## Work to complete
Print out each entry below exactly, please.

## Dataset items

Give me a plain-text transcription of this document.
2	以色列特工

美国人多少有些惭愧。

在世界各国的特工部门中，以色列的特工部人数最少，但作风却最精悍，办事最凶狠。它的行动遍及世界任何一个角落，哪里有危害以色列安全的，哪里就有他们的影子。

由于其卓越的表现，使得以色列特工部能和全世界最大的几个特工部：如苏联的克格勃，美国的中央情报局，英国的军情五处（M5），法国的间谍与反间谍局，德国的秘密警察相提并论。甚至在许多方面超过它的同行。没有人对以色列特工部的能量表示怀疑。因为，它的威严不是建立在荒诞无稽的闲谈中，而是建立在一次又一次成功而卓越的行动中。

## Solution
Give me a plain-text transcription of this document.
2	以色列特工

美国人多少有些惭愧。

在世界各国的特工部门中，以色列的特工部人数最少，但作风却最精悍，办事最凶狠。它的行动遍及世界任何一个角落，哪里有危害以色列安全的，哪里就有他们的影子。

由于其卓越的表现，使得以色列特工部能和全世界最大的几个特工部：如苏联的克格勃，美国的中央情报局，英国的军情五处（M5），法国的间谍与反间谍局，德国的秘密警察相提并论。甚至在许多方面超过它的同行。没有人对以色列特工部的能量表示怀疑。因为，它的威严不是建立在荒诞无稽的闲谈中，而是建立在一次又一次成功而卓越的行动中。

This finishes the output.